**Task**
Look through the data below. Show each line where the string "screenshot" occurs.

___ Supplied entries

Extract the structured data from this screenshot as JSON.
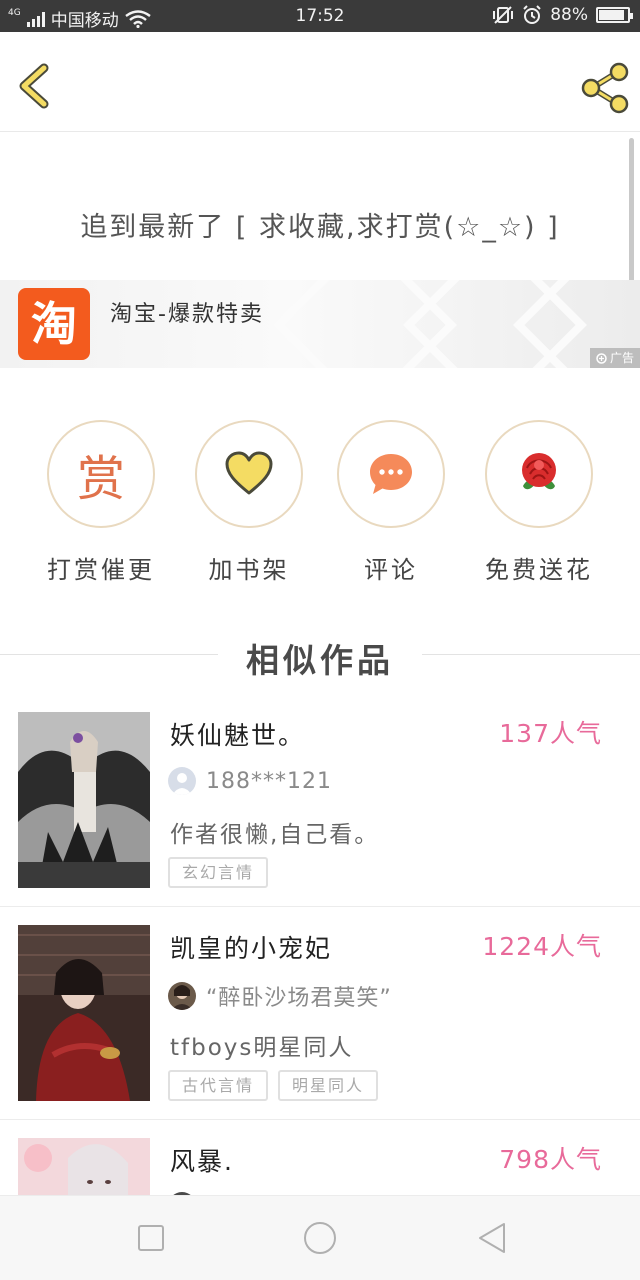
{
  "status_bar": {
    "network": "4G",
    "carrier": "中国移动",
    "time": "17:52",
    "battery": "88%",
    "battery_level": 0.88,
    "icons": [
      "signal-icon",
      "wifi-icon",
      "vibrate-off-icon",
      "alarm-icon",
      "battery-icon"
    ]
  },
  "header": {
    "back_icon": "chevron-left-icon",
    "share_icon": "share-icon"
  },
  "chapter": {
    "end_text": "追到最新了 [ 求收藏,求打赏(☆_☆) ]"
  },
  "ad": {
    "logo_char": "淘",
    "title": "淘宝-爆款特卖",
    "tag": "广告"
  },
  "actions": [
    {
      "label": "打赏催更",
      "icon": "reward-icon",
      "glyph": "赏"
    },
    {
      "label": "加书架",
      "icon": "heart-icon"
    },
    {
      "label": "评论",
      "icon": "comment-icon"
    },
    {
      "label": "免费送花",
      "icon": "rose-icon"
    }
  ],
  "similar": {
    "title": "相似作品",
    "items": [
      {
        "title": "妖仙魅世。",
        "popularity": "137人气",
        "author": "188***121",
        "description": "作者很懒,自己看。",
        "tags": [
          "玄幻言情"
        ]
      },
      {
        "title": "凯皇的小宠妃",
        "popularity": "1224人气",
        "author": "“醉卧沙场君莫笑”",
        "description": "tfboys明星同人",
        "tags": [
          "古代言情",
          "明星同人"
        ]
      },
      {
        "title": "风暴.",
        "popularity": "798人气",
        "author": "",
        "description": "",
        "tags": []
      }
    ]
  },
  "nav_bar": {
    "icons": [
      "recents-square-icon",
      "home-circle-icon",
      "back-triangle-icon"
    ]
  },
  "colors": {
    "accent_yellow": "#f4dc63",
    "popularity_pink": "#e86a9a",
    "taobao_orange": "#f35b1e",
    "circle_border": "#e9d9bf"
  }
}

______
___ Supplied entries

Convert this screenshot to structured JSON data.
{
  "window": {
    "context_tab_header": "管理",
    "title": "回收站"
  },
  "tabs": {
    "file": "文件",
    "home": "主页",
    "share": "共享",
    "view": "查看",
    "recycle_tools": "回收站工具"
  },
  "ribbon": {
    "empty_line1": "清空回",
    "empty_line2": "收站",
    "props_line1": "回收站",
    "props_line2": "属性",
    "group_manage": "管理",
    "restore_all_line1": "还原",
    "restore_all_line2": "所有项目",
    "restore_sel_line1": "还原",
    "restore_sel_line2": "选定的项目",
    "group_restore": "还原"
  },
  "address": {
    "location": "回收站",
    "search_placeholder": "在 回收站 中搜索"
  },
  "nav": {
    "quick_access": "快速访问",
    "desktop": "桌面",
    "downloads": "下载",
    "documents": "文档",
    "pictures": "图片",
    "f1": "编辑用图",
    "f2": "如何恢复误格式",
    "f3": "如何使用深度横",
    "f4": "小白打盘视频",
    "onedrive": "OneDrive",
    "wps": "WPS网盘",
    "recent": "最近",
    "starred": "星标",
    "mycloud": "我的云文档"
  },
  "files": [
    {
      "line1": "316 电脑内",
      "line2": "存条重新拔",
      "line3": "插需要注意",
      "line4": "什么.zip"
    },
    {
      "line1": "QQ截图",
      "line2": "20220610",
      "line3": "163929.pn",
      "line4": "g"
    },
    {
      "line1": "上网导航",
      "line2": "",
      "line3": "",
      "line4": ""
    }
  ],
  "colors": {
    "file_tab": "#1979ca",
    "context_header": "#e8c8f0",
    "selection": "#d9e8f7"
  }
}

______

**Response**
Extract the structured data from this screenshot as JSON.
Convert this screenshot to structured JSON data.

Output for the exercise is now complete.